[start]

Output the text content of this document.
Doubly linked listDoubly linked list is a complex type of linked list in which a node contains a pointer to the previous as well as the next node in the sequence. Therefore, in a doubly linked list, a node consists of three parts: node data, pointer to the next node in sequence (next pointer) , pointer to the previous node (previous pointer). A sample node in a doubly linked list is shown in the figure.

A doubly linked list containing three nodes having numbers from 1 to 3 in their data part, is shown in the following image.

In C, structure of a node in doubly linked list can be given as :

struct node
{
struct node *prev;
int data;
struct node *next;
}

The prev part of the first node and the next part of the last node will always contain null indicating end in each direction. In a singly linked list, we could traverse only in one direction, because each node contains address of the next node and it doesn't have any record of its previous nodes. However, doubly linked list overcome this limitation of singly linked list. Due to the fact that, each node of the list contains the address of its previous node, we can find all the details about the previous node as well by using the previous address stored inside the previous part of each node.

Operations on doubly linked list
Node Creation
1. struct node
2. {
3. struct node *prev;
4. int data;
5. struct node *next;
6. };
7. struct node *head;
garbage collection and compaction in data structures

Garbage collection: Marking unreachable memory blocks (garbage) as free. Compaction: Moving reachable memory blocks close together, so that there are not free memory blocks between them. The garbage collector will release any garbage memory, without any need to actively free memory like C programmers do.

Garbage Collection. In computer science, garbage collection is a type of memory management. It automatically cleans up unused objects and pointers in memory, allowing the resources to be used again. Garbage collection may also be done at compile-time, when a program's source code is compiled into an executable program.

[end]

* [What you need to do] Scan the material above for the string "garbage" and report each line where you find it.

* [Task answer]
garbage collection and compaction in data structures
Garbage collection: Marking unreachable memory blocks (garbage) as free. Compaction: Moving reachable memory blocks close together, so that there are not free memory blocks between them. The garbage collector will release any garbage memory, without any need to actively free memory like C programmers do.
Garbage Collection. In computer science, garbage collection is a type of memory management. It automatically cleans up unused objects and pointers in memory, allowing the resources to be used again. Garbage collection may also be done at compile-time, when a program's source code is compiled into an executable program.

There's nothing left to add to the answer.